/---
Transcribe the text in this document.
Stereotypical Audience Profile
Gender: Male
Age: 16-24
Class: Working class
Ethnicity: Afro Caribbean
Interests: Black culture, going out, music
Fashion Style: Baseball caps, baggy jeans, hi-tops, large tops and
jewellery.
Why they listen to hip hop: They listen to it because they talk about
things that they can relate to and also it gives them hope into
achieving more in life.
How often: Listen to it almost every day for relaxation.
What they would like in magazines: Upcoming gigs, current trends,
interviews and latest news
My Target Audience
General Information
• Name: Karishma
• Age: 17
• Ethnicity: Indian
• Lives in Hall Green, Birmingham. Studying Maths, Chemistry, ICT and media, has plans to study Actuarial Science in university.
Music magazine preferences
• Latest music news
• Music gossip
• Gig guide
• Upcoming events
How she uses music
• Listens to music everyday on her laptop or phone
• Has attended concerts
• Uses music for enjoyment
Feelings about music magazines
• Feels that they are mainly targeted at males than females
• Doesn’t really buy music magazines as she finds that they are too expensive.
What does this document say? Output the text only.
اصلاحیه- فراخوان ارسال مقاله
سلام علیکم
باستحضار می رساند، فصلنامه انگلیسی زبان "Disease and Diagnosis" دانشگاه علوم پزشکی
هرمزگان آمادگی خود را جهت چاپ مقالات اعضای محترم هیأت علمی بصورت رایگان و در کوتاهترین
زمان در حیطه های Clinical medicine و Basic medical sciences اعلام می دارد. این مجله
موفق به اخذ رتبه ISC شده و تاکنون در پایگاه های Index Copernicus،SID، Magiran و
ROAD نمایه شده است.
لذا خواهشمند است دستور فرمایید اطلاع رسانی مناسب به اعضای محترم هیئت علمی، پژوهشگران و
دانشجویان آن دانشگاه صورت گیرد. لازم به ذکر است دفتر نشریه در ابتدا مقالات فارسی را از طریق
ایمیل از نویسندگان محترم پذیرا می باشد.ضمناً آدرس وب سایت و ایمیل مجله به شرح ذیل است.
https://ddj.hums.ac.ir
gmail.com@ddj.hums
\---
▸ **What is being asked**: Retype all of the material, keeping each line exact.

▸ **Task result**:
Transcribe the text in this document.
Stereotypical Audience Profile
Gender: Male
Age: 16-24
Class: Working class
Ethnicity: Afro Caribbean
Interests: Black culture, going out, music
Fashion Style: Baseball caps, baggy jeans, hi-tops, large tops and
jewellery.
Why they listen to hip hop: They listen to it because they talk about
things that they can relate to and also it gives them hope into
achieving more in life.
How often: Listen to it almost every day for relaxation.
What they would like in magazines: Upcoming gigs, current trends,
interviews and latest news
My Target Audience
General Information
• Name: Karishma
• Age: 17
• Ethnicity: Indian
• Lives in Hall Green, Birmingham. Studying Maths, Chemistry, ICT and media, has plans to study Actuarial Science in university.
Music magazine preferences
• Latest music news
• Music gossip
• Gig guide
• Upcoming events
How she uses music
• Listens to music everyday on her laptop or phone
• Has attended concerts
• Uses music for enjoyment
Feelings about music magazines
• Feels that they are mainly targeted at males than females
• Doesn’t really buy music magazines as she finds that they are too expensive.
What does this document say? Output the text only.
اصلاحیه- فراخوان ارسال مقاله
سلام علیکم
باستحضار می رساند، فصلنامه انگلیسی زبان "Disease and Diagnosis" دانشگاه علوم پزشکی
هرمزگان آمادگی خود را جهت چاپ مقالات اعضای محترم هیأت علمی بصورت رایگان و در کوتاهترین
زمان در حیطه های Clinical medicine و Basic medical sciences اعلام می دارد. این مجله
موفق به اخذ رتبه ISC شده و تاکنون در پایگاه های Index Copernicus،SID، Magiran و
ROAD نمایه شده است.
لذا خواهشمند است دستور فرمایید اطلاع رسانی مناسب به اعضای محترم هیئت علمی، پژوهشگران و
دانشجویان آن دانشگاه صورت گیرد. لازم به ذکر است دفتر نشریه در ابتدا مقالات فارسی را از طریق
ایمیل از نویسندگان محترم پذیرا می باشد.ضمناً آدرس وب سایت و ایمیل مجله به شرح ذیل است.
https://ddj.hums.ac.ir
gmail.com@ddj.hums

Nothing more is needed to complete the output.